=== What the exercise asks ===
Quote the entries word for word. Omit the pictures.

──────────

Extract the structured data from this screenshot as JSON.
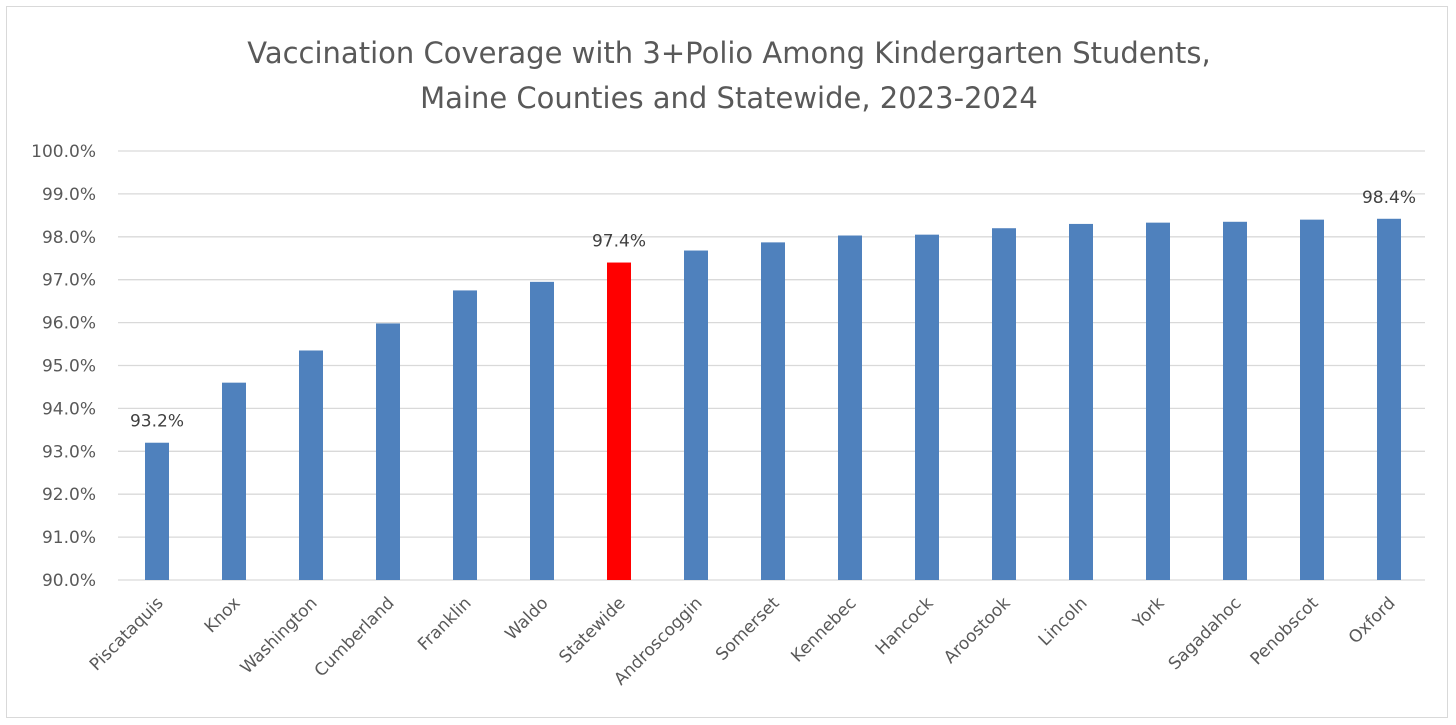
{
  "chart_data": {
    "type": "bar",
    "title_lines": [
      "Vaccination Coverage with 3+Polio Among Kindergarten Students,",
      "Maine Counties and Statewide, 2023-2024"
    ],
    "categories": [
      "Piscataquis",
      "Knox",
      "Washington",
      "Cumberland",
      "Franklin",
      "Waldo",
      "Statewide",
      "Androscoggin",
      "Somerset",
      "Kennebec",
      "Hancock",
      "Aroostook",
      "Lincoln",
      "York",
      "Sagadahoc",
      "Penobscot",
      "Oxford"
    ],
    "values": [
      93.2,
      94.6,
      95.35,
      95.98,
      96.75,
      96.95,
      97.4,
      97.68,
      97.87,
      98.03,
      98.05,
      98.2,
      98.3,
      98.33,
      98.35,
      98.4,
      98.42
    ],
    "ylim": [
      90,
      100
    ],
    "yticks": [
      "90.0%",
      "91.0%",
      "92.0%",
      "93.0%",
      "94.0%",
      "95.0%",
      "96.0%",
      "97.0%",
      "98.0%",
      "99.0%",
      "100.0%"
    ],
    "data_labels": {
      "Piscataquis": "93.2%",
      "Statewide": "97.4%",
      "Oxford": "98.4%"
    },
    "grid": true,
    "legend": "none",
    "colors": {
      "default": "#4f81bd",
      "highlight": "#ff0000"
    },
    "highlight_category": "Statewide"
  }
}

──────────

=== Written solution ===
Extract the structured data from this screenshot as JSON.
{
  "chart_data": {
    "type": "bar",
    "title_lines": [
      "Vaccination Coverage with 3+Polio Among Kindergarten Students,",
      "Maine Counties and Statewide, 2023-2024"
    ],
    "categories": [
      "Piscataquis",
      "Knox",
      "Washington",
      "Cumberland",
      "Franklin",
      "Waldo",
      "Statewide",
      "Androscoggin",
      "Somerset",
      "Kennebec",
      "Hancock",
      "Aroostook",
      "Lincoln",
      "York",
      "Sagadahoc",
      "Penobscot",
      "Oxford"
    ],
    "values": [
      93.2,
      94.6,
      95.35,
      95.98,
      96.75,
      96.95,
      97.4,
      97.68,
      97.87,
      98.03,
      98.05,
      98.2,
      98.3,
      98.33,
      98.35,
      98.4,
      98.42
    ],
    "ylim": [
      90,
      100
    ],
    "yticks": [
      "90.0%",
      "91.0%",
      "92.0%",
      "93.0%",
      "94.0%",
      "95.0%",
      "96.0%",
      "97.0%",
      "98.0%",
      "99.0%",
      "100.0%"
    ],
    "data_labels": {
      "Piscataquis": "93.2%",
      "Statewide": "97.4%",
      "Oxford": "98.4%"
    },
    "grid": true,
    "legend": "none",
    "colors": {
      "default": "#4f81bd",
      "highlight": "#ff0000"
    },
    "highlight_category": "Statewide"
  }
}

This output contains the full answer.